# [Data excerpts]

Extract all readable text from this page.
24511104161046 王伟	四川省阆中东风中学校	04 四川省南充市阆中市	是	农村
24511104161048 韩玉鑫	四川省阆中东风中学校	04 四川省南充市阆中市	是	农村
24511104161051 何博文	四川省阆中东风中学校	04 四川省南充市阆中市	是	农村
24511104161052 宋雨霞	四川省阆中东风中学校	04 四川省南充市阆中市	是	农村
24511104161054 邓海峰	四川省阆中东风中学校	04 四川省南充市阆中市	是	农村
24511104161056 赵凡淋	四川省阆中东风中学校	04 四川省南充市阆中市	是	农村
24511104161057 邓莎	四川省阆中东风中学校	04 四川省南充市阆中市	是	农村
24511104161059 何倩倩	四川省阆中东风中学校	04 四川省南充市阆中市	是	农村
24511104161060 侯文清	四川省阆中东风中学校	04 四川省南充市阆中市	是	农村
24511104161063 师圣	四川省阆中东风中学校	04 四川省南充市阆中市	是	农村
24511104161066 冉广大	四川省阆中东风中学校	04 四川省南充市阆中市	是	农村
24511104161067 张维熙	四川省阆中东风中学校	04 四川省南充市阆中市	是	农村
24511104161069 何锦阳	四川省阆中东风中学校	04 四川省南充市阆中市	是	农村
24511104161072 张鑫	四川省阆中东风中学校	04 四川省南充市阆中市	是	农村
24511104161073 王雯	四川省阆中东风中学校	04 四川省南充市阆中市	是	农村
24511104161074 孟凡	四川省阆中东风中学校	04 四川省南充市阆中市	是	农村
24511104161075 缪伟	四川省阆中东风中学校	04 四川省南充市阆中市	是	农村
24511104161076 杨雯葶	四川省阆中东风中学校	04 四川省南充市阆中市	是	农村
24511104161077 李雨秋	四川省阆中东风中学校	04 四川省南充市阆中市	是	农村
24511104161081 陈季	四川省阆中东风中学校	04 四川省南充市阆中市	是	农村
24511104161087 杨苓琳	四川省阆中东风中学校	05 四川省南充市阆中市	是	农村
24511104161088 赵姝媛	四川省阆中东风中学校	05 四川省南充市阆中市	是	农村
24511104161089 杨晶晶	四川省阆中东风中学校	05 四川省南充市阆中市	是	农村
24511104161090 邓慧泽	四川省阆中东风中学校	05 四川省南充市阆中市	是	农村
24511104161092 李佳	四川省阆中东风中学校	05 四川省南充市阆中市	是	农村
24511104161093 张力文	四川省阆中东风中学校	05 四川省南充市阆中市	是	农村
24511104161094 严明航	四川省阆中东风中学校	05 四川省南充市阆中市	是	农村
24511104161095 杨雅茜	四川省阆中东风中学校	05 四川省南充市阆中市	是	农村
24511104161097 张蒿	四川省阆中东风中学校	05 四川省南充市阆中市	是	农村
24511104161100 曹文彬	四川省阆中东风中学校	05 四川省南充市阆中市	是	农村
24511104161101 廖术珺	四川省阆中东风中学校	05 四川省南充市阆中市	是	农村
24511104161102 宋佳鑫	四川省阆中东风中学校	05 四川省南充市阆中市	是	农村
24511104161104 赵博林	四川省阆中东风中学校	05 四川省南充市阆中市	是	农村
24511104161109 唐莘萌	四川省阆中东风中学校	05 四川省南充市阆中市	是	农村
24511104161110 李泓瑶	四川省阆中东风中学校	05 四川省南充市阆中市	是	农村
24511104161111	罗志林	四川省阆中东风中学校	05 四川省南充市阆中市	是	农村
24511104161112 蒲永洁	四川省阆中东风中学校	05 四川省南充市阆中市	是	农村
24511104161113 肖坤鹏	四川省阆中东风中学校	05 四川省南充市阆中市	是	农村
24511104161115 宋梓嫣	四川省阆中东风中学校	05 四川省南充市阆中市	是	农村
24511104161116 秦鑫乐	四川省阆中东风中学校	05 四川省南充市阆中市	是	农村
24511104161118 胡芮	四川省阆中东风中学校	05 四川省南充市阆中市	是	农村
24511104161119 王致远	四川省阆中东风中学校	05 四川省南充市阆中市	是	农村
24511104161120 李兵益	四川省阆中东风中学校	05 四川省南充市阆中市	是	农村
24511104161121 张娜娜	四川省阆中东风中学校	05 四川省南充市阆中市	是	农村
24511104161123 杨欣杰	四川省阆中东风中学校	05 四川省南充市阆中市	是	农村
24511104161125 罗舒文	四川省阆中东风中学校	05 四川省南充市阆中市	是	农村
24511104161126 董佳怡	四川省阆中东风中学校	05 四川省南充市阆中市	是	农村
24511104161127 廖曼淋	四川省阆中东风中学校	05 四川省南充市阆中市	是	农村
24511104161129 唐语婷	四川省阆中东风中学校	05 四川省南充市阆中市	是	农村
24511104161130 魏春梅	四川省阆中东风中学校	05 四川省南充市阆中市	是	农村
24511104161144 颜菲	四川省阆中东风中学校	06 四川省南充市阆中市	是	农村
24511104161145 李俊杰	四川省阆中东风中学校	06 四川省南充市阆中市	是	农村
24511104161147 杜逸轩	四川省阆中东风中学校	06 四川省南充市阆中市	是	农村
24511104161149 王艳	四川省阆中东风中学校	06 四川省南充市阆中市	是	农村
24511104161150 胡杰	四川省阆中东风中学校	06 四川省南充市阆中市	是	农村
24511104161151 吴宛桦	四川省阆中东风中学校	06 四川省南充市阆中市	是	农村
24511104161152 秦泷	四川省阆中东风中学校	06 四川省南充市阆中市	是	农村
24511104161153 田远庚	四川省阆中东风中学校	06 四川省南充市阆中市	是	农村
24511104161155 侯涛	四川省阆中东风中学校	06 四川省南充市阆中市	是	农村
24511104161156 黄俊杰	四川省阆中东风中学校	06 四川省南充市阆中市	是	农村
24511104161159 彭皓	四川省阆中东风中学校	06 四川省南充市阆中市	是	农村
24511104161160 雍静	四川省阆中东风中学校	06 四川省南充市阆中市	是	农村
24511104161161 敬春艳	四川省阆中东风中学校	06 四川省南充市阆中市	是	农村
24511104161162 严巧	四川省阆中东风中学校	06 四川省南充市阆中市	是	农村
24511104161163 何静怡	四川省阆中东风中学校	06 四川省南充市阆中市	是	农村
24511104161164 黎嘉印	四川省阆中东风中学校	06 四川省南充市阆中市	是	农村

# [Required task]
Every record shown above must be echoed exactly.

# [The completed task]
Extract all readable text from this page.
24511104161046 王伟	四川省阆中东风中学校	04 四川省南充市阆中市	是	农村
24511104161048 韩玉鑫	四川省阆中东风中学校	04 四川省南充市阆中市	是	农村
24511104161051 何博文	四川省阆中东风中学校	04 四川省南充市阆中市	是	农村
24511104161052 宋雨霞	四川省阆中东风中学校	04 四川省南充市阆中市	是	农村
24511104161054 邓海峰	四川省阆中东风中学校	04 四川省南充市阆中市	是	农村
24511104161056 赵凡淋	四川省阆中东风中学校	04 四川省南充市阆中市	是	农村
24511104161057 邓莎	四川省阆中东风中学校	04 四川省南充市阆中市	是	农村
24511104161059 何倩倩	四川省阆中东风中学校	04 四川省南充市阆中市	是	农村
24511104161060 侯文清	四川省阆中东风中学校	04 四川省南充市阆中市	是	农村
24511104161063 师圣	四川省阆中东风中学校	04 四川省南充市阆中市	是	农村
24511104161066 冉广大	四川省阆中东风中学校	04 四川省南充市阆中市	是	农村
24511104161067 张维熙	四川省阆中东风中学校	04 四川省南充市阆中市	是	农村
24511104161069 何锦阳	四川省阆中东风中学校	04 四川省南充市阆中市	是	农村
24511104161072 张鑫	四川省阆中东风中学校	04 四川省南充市阆中市	是	农村
24511104161073 王雯	四川省阆中东风中学校	04 四川省南充市阆中市	是	农村
24511104161074 孟凡	四川省阆中东风中学校	04 四川省南充市阆中市	是	农村
24511104161075 缪伟	四川省阆中东风中学校	04 四川省南充市阆中市	是	农村
24511104161076 杨雯葶	四川省阆中东风中学校	04 四川省南充市阆中市	是	农村
24511104161077 李雨秋	四川省阆中东风中学校	04 四川省南充市阆中市	是	农村
24511104161081 陈季	四川省阆中东风中学校	04 四川省南充市阆中市	是	农村
24511104161087 杨苓琳	四川省阆中东风中学校	05 四川省南充市阆中市	是	农村
24511104161088 赵姝媛	四川省阆中东风中学校	05 四川省南充市阆中市	是	农村
24511104161089 杨晶晶	四川省阆中东风中学校	05 四川省南充市阆中市	是	农村
24511104161090 邓慧泽	四川省阆中东风中学校	05 四川省南充市阆中市	是	农村
24511104161092 李佳	四川省阆中东风中学校	05 四川省南充市阆中市	是	农村
24511104161093 张力文	四川省阆中东风中学校	05 四川省南充市阆中市	是	农村
24511104161094 严明航	四川省阆中东风中学校	05 四川省南充市阆中市	是	农村
24511104161095 杨雅茜	四川省阆中东风中学校	05 四川省南充市阆中市	是	农村
24511104161097 张蒿	四川省阆中东风中学校	05 四川省南充市阆中市	是	农村
24511104161100 曹文彬	四川省阆中东风中学校	05 四川省南充市阆中市	是	农村
24511104161101 廖术珺	四川省阆中东风中学校	05 四川省南充市阆中市	是	农村
24511104161102 宋佳鑫	四川省阆中东风中学校	05 四川省南充市阆中市	是	农村
24511104161104 赵博林	四川省阆中东风中学校	05 四川省南充市阆中市	是	农村
24511104161109 唐莘萌	四川省阆中东风中学校	05 四川省南充市阆中市	是	农村
24511104161110 李泓瑶	四川省阆中东风中学校	05 四川省南充市阆中市	是	农村
24511104161111	罗志林	四川省阆中东风中学校	05 四川省南充市阆中市	是	农村
24511104161112 蒲永洁	四川省阆中东风中学校	05 四川省南充市阆中市	是	农村
24511104161113 肖坤鹏	四川省阆中东风中学校	05 四川省南充市阆中市	是	农村
24511104161115 宋梓嫣	四川省阆中东风中学校	05 四川省南充市阆中市	是	农村
24511104161116 秦鑫乐	四川省阆中东风中学校	05 四川省南充市阆中市	是	农村
24511104161118 胡芮	四川省阆中东风中学校	05 四川省南充市阆中市	是	农村
24511104161119 王致远	四川省阆中东风中学校	05 四川省南充市阆中市	是	农村
24511104161120 李兵益	四川省阆中东风中学校	05 四川省南充市阆中市	是	农村
24511104161121 张娜娜	四川省阆中东风中学校	05 四川省南充市阆中市	是	农村
24511104161123 杨欣杰	四川省阆中东风中学校	05 四川省南充市阆中市	是	农村
24511104161125 罗舒文	四川省阆中东风中学校	05 四川省南充市阆中市	是	农村
24511104161126 董佳怡	四川省阆中东风中学校	05 四川省南充市阆中市	是	农村
24511104161127 廖曼淋	四川省阆中东风中学校	05 四川省南充市阆中市	是	农村
24511104161129 唐语婷	四川省阆中东风中学校	05 四川省南充市阆中市	是	农村
24511104161130 魏春梅	四川省阆中东风中学校	05 四川省南充市阆中市	是	农村
24511104161144 颜菲	四川省阆中东风中学校	06 四川省南充市阆中市	是	农村
24511104161145 李俊杰	四川省阆中东风中学校	06 四川省南充市阆中市	是	农村
24511104161147 杜逸轩	四川省阆中东风中学校	06 四川省南充市阆中市	是	农村
24511104161149 王艳	四川省阆中东风中学校	06 四川省南充市阆中市	是	农村
24511104161150 胡杰	四川省阆中东风中学校	06 四川省南充市阆中市	是	农村
24511104161151 吴宛桦	四川省阆中东风中学校	06 四川省南充市阆中市	是	农村
24511104161152 秦泷	四川省阆中东风中学校	06 四川省南充市阆中市	是	农村
24511104161153 田远庚	四川省阆中东风中学校	06 四川省南充市阆中市	是	农村
24511104161155 侯涛	四川省阆中东风中学校	06 四川省南充市阆中市	是	农村
24511104161156 黄俊杰	四川省阆中东风中学校	06 四川省南充市阆中市	是	农村
24511104161159 彭皓	四川省阆中东风中学校	06 四川省南充市阆中市	是	农村
24511104161160 雍静	四川省阆中东风中学校	06 四川省南充市阆中市	是	农村
24511104161161 敬春艳	四川省阆中东风中学校	06 四川省南充市阆中市	是	农村
24511104161162 严巧	四川省阆中东风中学校	06 四川省南充市阆中市	是	农村
24511104161163 何静怡	四川省阆中东风中学校	06 四川省南充市阆中市	是	农村
24511104161164 黎嘉印	四川省阆中东风中学校	06 四川省南充市阆中市	是	农村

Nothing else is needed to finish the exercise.